## Instructions to follow
Find the lines holding the word "служащему" and collect them.

Dataset items
* BEGIN *

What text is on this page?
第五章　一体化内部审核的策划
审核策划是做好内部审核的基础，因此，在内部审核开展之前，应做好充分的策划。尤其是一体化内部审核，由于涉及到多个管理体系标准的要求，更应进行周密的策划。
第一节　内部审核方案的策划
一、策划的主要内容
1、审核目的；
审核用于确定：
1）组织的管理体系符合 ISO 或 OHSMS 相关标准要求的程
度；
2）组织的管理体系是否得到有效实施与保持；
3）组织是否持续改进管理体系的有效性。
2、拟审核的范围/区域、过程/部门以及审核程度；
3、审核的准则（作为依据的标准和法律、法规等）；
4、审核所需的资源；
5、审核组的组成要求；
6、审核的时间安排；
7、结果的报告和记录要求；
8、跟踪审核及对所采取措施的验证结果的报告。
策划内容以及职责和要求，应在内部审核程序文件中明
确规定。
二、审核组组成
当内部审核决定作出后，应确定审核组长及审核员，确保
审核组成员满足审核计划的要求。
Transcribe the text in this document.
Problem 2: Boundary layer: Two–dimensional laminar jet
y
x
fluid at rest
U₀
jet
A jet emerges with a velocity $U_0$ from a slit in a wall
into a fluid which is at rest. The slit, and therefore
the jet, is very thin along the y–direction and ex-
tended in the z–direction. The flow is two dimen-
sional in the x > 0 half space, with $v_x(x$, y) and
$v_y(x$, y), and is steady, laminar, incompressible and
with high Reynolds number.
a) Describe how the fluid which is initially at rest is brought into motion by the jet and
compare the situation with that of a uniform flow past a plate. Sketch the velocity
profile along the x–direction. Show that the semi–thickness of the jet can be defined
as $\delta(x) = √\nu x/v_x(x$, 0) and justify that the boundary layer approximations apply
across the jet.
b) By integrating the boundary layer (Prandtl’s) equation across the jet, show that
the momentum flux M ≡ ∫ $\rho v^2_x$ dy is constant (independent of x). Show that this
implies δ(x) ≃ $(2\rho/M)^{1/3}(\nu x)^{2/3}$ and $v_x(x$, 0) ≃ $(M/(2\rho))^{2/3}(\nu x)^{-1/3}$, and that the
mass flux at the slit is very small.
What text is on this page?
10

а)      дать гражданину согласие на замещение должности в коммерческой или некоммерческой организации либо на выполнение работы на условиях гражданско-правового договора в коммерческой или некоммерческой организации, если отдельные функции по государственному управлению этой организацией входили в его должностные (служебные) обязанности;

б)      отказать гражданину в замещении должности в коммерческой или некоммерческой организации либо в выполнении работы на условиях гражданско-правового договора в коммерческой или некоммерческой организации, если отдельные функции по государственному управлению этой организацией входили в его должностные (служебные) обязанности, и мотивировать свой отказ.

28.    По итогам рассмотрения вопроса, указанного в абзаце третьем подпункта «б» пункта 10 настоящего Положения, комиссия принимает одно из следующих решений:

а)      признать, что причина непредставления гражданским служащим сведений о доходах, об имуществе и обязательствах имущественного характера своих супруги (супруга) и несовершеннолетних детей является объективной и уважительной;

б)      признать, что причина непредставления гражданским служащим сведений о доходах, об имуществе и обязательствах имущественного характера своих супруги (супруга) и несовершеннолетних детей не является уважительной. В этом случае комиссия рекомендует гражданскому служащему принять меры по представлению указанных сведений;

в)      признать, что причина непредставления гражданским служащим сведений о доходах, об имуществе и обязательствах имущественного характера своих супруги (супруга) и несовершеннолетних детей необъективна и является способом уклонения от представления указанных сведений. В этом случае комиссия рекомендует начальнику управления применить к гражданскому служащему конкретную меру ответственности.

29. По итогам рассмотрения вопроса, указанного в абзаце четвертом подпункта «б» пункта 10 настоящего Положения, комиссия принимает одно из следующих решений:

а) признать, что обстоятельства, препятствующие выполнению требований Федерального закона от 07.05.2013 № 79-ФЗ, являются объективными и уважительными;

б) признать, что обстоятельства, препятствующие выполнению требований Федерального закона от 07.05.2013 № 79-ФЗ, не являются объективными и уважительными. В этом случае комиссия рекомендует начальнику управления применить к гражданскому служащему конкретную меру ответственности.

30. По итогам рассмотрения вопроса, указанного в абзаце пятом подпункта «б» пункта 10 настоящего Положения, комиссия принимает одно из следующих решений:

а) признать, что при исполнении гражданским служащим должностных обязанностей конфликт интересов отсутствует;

* END *

## Answer to this task
б)      признать, что причина непредставления гражданским служащим сведений о доходах, об имуществе и обязательствах имущественного характера своих супруги (супруга) и несовершеннолетних детей не является уважительной. В этом случае комиссия рекомендует гражданскому служащему принять меры по представлению указанных сведений;
в)      признать, что причина непредставления гражданским служащим сведений о доходах, об имуществе и обязательствах имущественного характера своих супруги (супруга) и несовершеннолетних детей необъективна и является способом уклонения от представления указанных сведений. В этом случае комиссия рекомендует начальнику управления применить к гражданскому служащему конкретную меру ответственности.
б) признать, что обстоятельства, препятствующие выполнению требований Федерального закона от 07.05.2013 № 79-ФЗ, не являются объективными и уважительными. В этом случае комиссия рекомендует начальнику управления применить к гражданскому служащему конкретную меру ответственности.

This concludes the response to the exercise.